→ **Your objective**: Reproduce all of the data below without alteration; exclude every picture.

+===+

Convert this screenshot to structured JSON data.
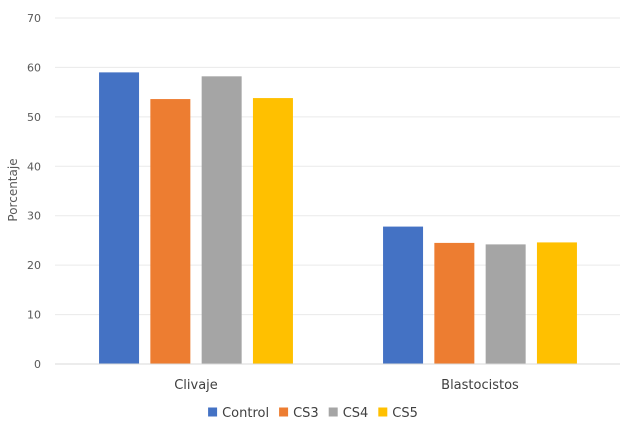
{
  "chart_data": {
    "type": "bar",
    "title": "",
    "xlabel": "",
    "ylabel": "Porcentaje",
    "ylim": [
      0,
      70
    ],
    "yticks": [
      0,
      10,
      20,
      30,
      40,
      50,
      60,
      70
    ],
    "categories": [
      "Clivaje",
      "Blastocistos"
    ],
    "series": [
      {
        "name": "Control",
        "color": "#4472C4",
        "values": [
          59,
          27.8
        ]
      },
      {
        "name": "CS3",
        "color": "#ED7D31",
        "values": [
          53.6,
          24.5
        ]
      },
      {
        "name": "CS4",
        "color": "#A5A5A5",
        "values": [
          58.2,
          24.2
        ]
      },
      {
        "name": "CS5",
        "color": "#FFC000",
        "values": [
          53.8,
          24.6
        ]
      }
    ],
    "grid": true,
    "legend_position": "bottom"
  }
}
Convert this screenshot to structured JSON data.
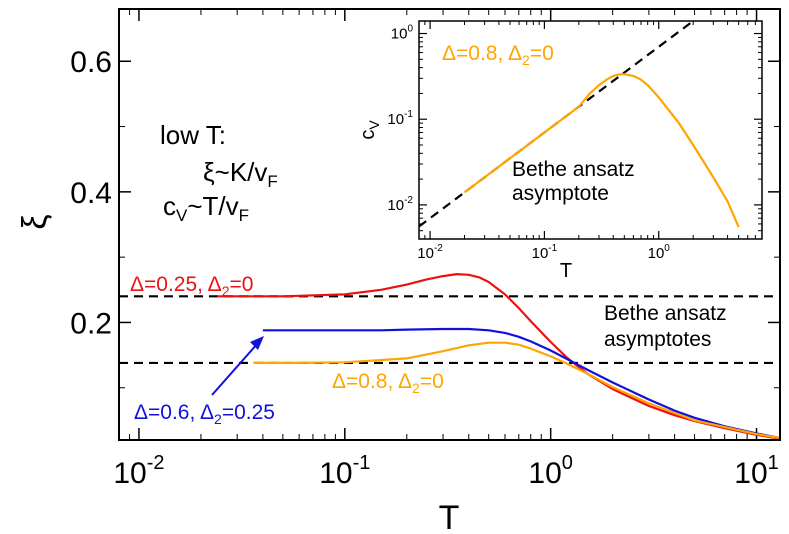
{
  "chart_data": [
    {
      "type": "line",
      "xscale": "log",
      "xlim": [
        0.008,
        13
      ],
      "ylim": [
        0.02,
        0.68
      ],
      "xlabel": "T",
      "ylabel": "ξ",
      "x_ticks": [
        {
          "value": 0.01,
          "base": "10",
          "exp": "-2"
        },
        {
          "value": 0.1,
          "base": "10",
          "exp": "-1"
        },
        {
          "value": 1,
          "base": "10",
          "exp": "0"
        },
        {
          "value": 10,
          "base": "10",
          "exp": "1"
        }
      ],
      "y_ticks": [
        {
          "value": 0.2,
          "label": "0.2"
        },
        {
          "value": 0.4,
          "label": "0.4"
        },
        {
          "value": 0.6,
          "label": "0.6"
        }
      ],
      "series": [
        {
          "name": "Δ=0.25, Δ2=0",
          "color": "#ee1111",
          "x": [
            0.024,
            0.05,
            0.1,
            0.15,
            0.2,
            0.25,
            0.3,
            0.35,
            0.4,
            0.45,
            0.5,
            0.6,
            0.7,
            0.8,
            1.0,
            1.2,
            1.5,
            2,
            3,
            4,
            5,
            7,
            10,
            13
          ],
          "y": [
            0.24,
            0.24,
            0.243,
            0.25,
            0.258,
            0.266,
            0.271,
            0.274,
            0.273,
            0.269,
            0.262,
            0.243,
            0.222,
            0.202,
            0.17,
            0.146,
            0.122,
            0.098,
            0.072,
            0.058,
            0.049,
            0.038,
            0.028,
            0.022
          ]
        },
        {
          "name": "Δ=0.6, Δ2=0.25",
          "color": "#1111dd",
          "x": [
            0.04,
            0.06,
            0.1,
            0.15,
            0.2,
            0.3,
            0.4,
            0.5,
            0.6,
            0.7,
            0.8,
            1.0,
            1.2,
            1.5,
            2,
            3,
            4,
            5,
            7,
            10,
            13
          ],
          "y": [
            0.188,
            0.188,
            0.188,
            0.188,
            0.189,
            0.19,
            0.19,
            0.188,
            0.184,
            0.178,
            0.171,
            0.157,
            0.144,
            0.128,
            0.108,
            0.082,
            0.065,
            0.054,
            0.041,
            0.03,
            0.023
          ]
        },
        {
          "name": "Δ=0.8, Δ2=0",
          "color": "#ffa500",
          "x": [
            0.036,
            0.06,
            0.1,
            0.2,
            0.3,
            0.4,
            0.5,
            0.6,
            0.7,
            0.8,
            1.0,
            1.2,
            1.5,
            2,
            3,
            5,
            10,
            13
          ],
          "y": [
            0.138,
            0.138,
            0.139,
            0.145,
            0.156,
            0.165,
            0.169,
            0.169,
            0.166,
            0.16,
            0.148,
            0.137,
            0.122,
            0.101,
            0.076,
            0.05,
            0.029,
            0.023
          ]
        }
      ],
      "asymptotes": [
        {
          "y": 0.24,
          "x_from": 0.008,
          "x_to": 13
        },
        {
          "y": 0.138,
          "x_from": 0.008,
          "x_to": 13
        }
      ],
      "annotations": {
        "low_t_title": "low T:",
        "xi_relation_a": "ξ~K/v",
        "xi_relation_sub": "F",
        "cv_relation_c": "c",
        "cv_relation_v": "V",
        "cv_relation_mid": "~T/v",
        "cv_relation_sub": "F",
        "bethe_line1": "Bethe ansatz",
        "bethe_line2": "asymptotes",
        "red_label_a": "Δ=0.25, Δ",
        "red_label_sub": "2",
        "red_label_b": "=0",
        "blue_label_a": "Δ=0.6, Δ",
        "blue_label_sub": "2",
        "blue_label_b": "=0.25",
        "orange_label_a": "Δ=0.8, Δ",
        "orange_label_sub": "2",
        "orange_label_b": "=0"
      }
    },
    {
      "type": "line",
      "xscale": "log",
      "yscale": "log",
      "xlim": [
        0.008,
        8
      ],
      "ylim": [
        0.004,
        1.4
      ],
      "xlabel": "T",
      "ylabel_c": "c",
      "ylabel_sub": "V",
      "x_ticks": [
        {
          "value": 0.01,
          "base": "10",
          "exp": "-2"
        },
        {
          "value": 0.1,
          "base": "10",
          "exp": "-1"
        },
        {
          "value": 1,
          "base": "10",
          "exp": "0"
        }
      ],
      "y_ticks": [
        {
          "value": 0.01,
          "base": "10",
          "exp": "-2"
        },
        {
          "value": 0.1,
          "base": "10",
          "exp": "-1"
        },
        {
          "value": 1,
          "base": "10",
          "exp": "0"
        }
      ],
      "series": [
        {
          "name": "Δ=0.8, Δ2=0",
          "color": "#ffa500",
          "x": [
            0.02,
            0.05,
            0.1,
            0.15,
            0.2,
            0.25,
            0.3,
            0.35,
            0.4,
            0.45,
            0.5,
            0.6,
            0.7,
            0.8,
            1.0,
            1.5,
            2,
            3,
            4,
            5
          ],
          "y": [
            0.014,
            0.035,
            0.07,
            0.105,
            0.14,
            0.2,
            0.25,
            0.29,
            0.32,
            0.333,
            0.335,
            0.32,
            0.29,
            0.25,
            0.18,
            0.09,
            0.05,
            0.021,
            0.011,
            0.0055
          ]
        }
      ],
      "asymptote": {
        "x": [
          0.008,
          2
        ],
        "y": [
          0.0056,
          1.4
        ]
      },
      "annotations": {
        "label_a": "Δ=0.8, Δ",
        "label_sub": "2",
        "label_b": "=0",
        "bethe_line1": "Bethe ansatz",
        "bethe_line2": "asymptote"
      }
    }
  ]
}
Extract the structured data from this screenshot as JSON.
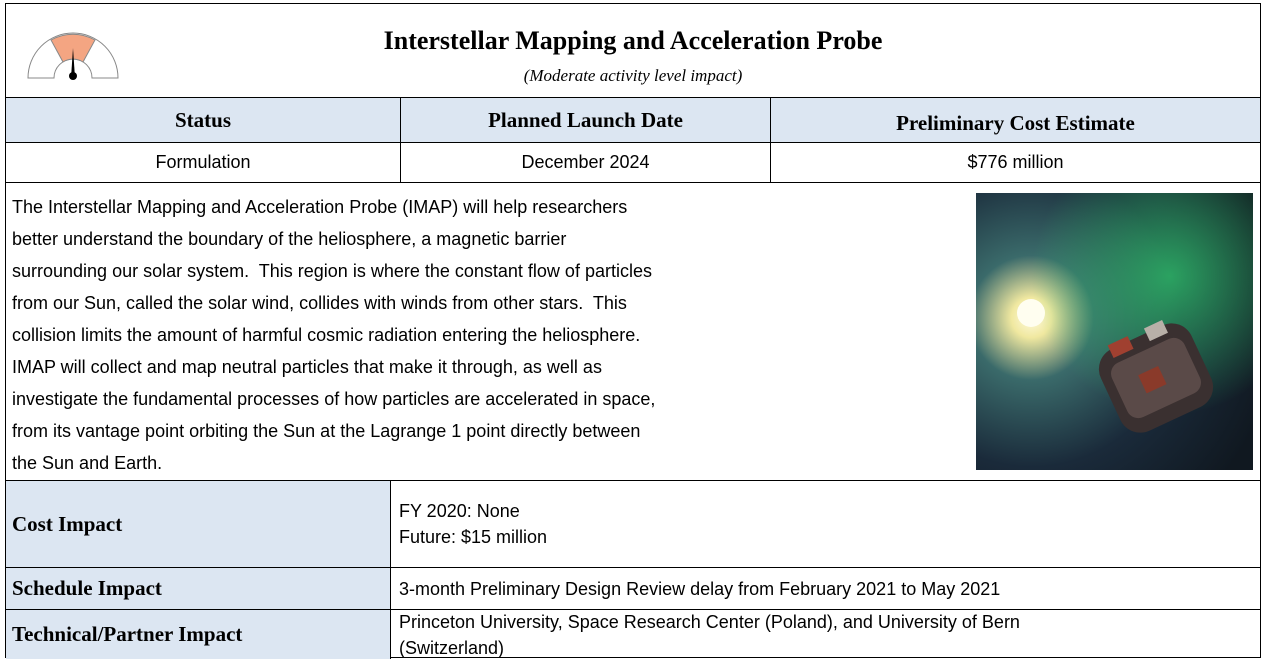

+===+

→ **Task result**:
Convert this screenshot to structured JSON data.
{
  "chart_data": {
    "type": "bar",
    "title": "",
    "xlabel": "",
    "ylabel": "Porcentaje",
    "ylim": [
      0,
      70
    ],
    "yticks": [
      0,
      10,
      20,
      30,
      40,
      50,
      60,
      70
    ],
    "categories": [
      "Clivaje",
      "Blastocistos"
    ],
    "series": [
      {
        "name": "Control",
        "color": "#4472C4",
        "values": [
          59,
          27.8
        ]
      },
      {
        "name": "CS3",
        "color": "#ED7D31",
        "values": [
          53.6,
          24.5
        ]
      },
      {
        "name": "CS4",
        "color": "#A5A5A5",
        "values": [
          58.2,
          24.2
        ]
      },
      {
        "name": "CS5",
        "color": "#FFC000",
        "values": [
          53.8,
          24.6
        ]
      }
    ],
    "grid": true,
    "legend_position": "bottom"
  }
}
Convert this screenshot to structured JSON data.
{
  "chart_data": [
    {
      "type": "line",
      "xscale": "log",
      "xlim": [
        0.008,
        13
      ],
      "ylim": [
        0.02,
        0.68
      ],
      "xlabel": "T",
      "ylabel": "ξ",
      "x_ticks": [
        {
          "value": 0.01,
          "base": "10",
          "exp": "-2"
        },
        {
          "value": 0.1,
          "base": "10",
          "exp": "-1"
        },
        {
          "value": 1,
          "base": "10",
          "exp": "0"
        },
        {
          "value": 10,
          "base": "10",
          "exp": "1"
        }
      ],
      "y_ticks": [
        {
          "value": 0.2,
          "label": "0.2"
        },
        {
          "value": 0.4,
          "label": "0.4"
        },
        {
          "value": 0.6,
          "label": "0.6"
        }
      ],
      "series": [
        {
          "name": "Δ=0.25, Δ2=0",
          "color": "#ee1111",
          "x": [
            0.024,
            0.05,
            0.1,
            0.15,
            0.2,
            0.25,
            0.3,
            0.35,
            0.4,
            0.45,
            0.5,
            0.6,
            0.7,
            0.8,
            1.0,
            1.2,
            1.5,
            2,
            3,
            4,
            5,
            7,
            10,
            13
          ],
          "y": [
            0.24,
            0.24,
            0.243,
            0.25,
            0.258,
            0.266,
            0.271,
            0.274,
            0.273,
            0.269,
            0.262,
            0.243,
            0.222,
            0.202,
            0.17,
            0.146,
            0.122,
            0.098,
            0.072,
            0.058,
            0.049,
            0.038,
            0.028,
            0.022
          ]
        },
        {
          "name": "Δ=0.6, Δ2=0.25",
          "color": "#1111dd",
          "x": [
            0.04,
            0.06,
            0.1,
            0.15,
            0.2,
            0.3,
            0.4,
            0.5,
            0.6,
            0.7,
            0.8,
            1.0,
            1.2,
            1.5,
            2,
            3,
            4,
            5,
            7,
            10,
            13
          ],
          "y": [
            0.188,
            0.188,
            0.188,
            0.188,
            0.189,
            0.19,
            0.19,
            0.188,
            0.184,
            0.178,
            0.171,
            0.157,
            0.144,
            0.128,
            0.108,
            0.082,
            0.065,
            0.054,
            0.041,
            0.03,
            0.023
          ]
        },
        {
          "name": "Δ=0.8, Δ2=0",
          "color": "#ffa500",
          "x": [
            0.036,
            0.06,
            0.1,
            0.2,
            0.3,
            0.4,
            0.5,
            0.6,
            0.7,
            0.8,
            1.0,
            1.2,
            1.5,
            2,
            3,
            5,
            10,
            13
          ],
          "y": [
            0.138,
            0.138,
            0.139,
            0.145,
            0.156,
            0.165,
            0.169,
            0.169,
            0.166,
            0.16,
            0.148,
            0.137,
            0.122,
            0.101,
            0.076,
            0.05,
            0.029,
            0.023
          ]
        }
      ],
      "asymptotes": [
        {
          "y": 0.24,
          "x_from": 0.008,
          "x_to": 13
        },
        {
          "y": 0.138,
          "x_from": 0.008,
          "x_to": 13
        }
      ],
      "annotations": {
        "low_t_title": "low T:",
        "xi_relation_a": "ξ~K/v",
        "xi_relation_sub": "F",
        "cv_relation_c": "c",
        "cv_relation_v": "V",
        "cv_relation_mid": "~T/v",
        "cv_relation_sub": "F",
        "bethe_line1": "Bethe ansatz",
        "bethe_line2": "asymptotes",
        "red_label_a": "Δ=0.25, Δ",
        "red_label_sub": "2",
        "red_label_b": "=0",
        "blue_label_a": "Δ=0.6, Δ",
        "blue_label_sub": "2",
        "blue_label_b": "=0.25",
        "orange_label_a": "Δ=0.8, Δ",
        "orange_label_sub": "2",
        "orange_label_b": "=0"
      }
    },
    {
      "type": "line",
      "xscale": "log",
      "yscale": "log",
      "xlim": [
        0.008,
        8
      ],
      "ylim": [
        0.004,
        1.4
      ],
      "xlabel": "T",
      "ylabel_c": "c",
      "ylabel_sub": "V",
      "x_ticks": [
        {
          "value": 0.01,
          "base": "10",
          "exp": "-2"
        },
        {
          "value": 0.1,
          "base": "10",
          "exp": "-1"
        },
        {
          "value": 1,
          "base": "10",
          "exp": "0"
        }
      ],
      "y_ticks": [
        {
          "value": 0.01,
          "base": "10",
          "exp": "-2"
        },
        {
          "value": 0.1,
          "base": "10",
          "exp": "-1"
        },
        {
          "value": 1,
          "base": "10",
          "exp": "0"
        }
      ],
      "series": [
        {
          "name": "Δ=0.8, Δ2=0",
          "color": "#ffa500",
          "x": [
            0.02,
            0.05,
            0.1,
            0.15,
            0.2,
            0.25,
            0.3,
            0.35,
            0.4,
            0.45,
            0.5,
            0.6,
            0.7,
            0.8,
            1.0,
            1.5,
            2,
            3,
            4,
            5
          ],
          "y": [
            0.014,
            0.035,
            0.07,
            0.105,
            0.14,
            0.2,
            0.25,
            0.29,
            0.32,
            0.333,
            0.335,
            0.32,
            0.29,
            0.25,
            0.18,
            0.09,
            0.05,
            0.021,
            0.011,
            0.0055
          ]
        }
      ],
      "asymptote": {
        "x": [
          0.008,
          2
        ],
        "y": [
          0.0056,
          1.4
        ]
      },
      "annotations": {
        "label_a": "Δ=0.8, Δ",
        "label_sub": "2",
        "label_b": "=0",
        "bethe_line1": "Bethe ansatz",
        "bethe_line2": "asymptote"
      }
    }
  ]
}
Extract the structured data from this screenshot as JSON.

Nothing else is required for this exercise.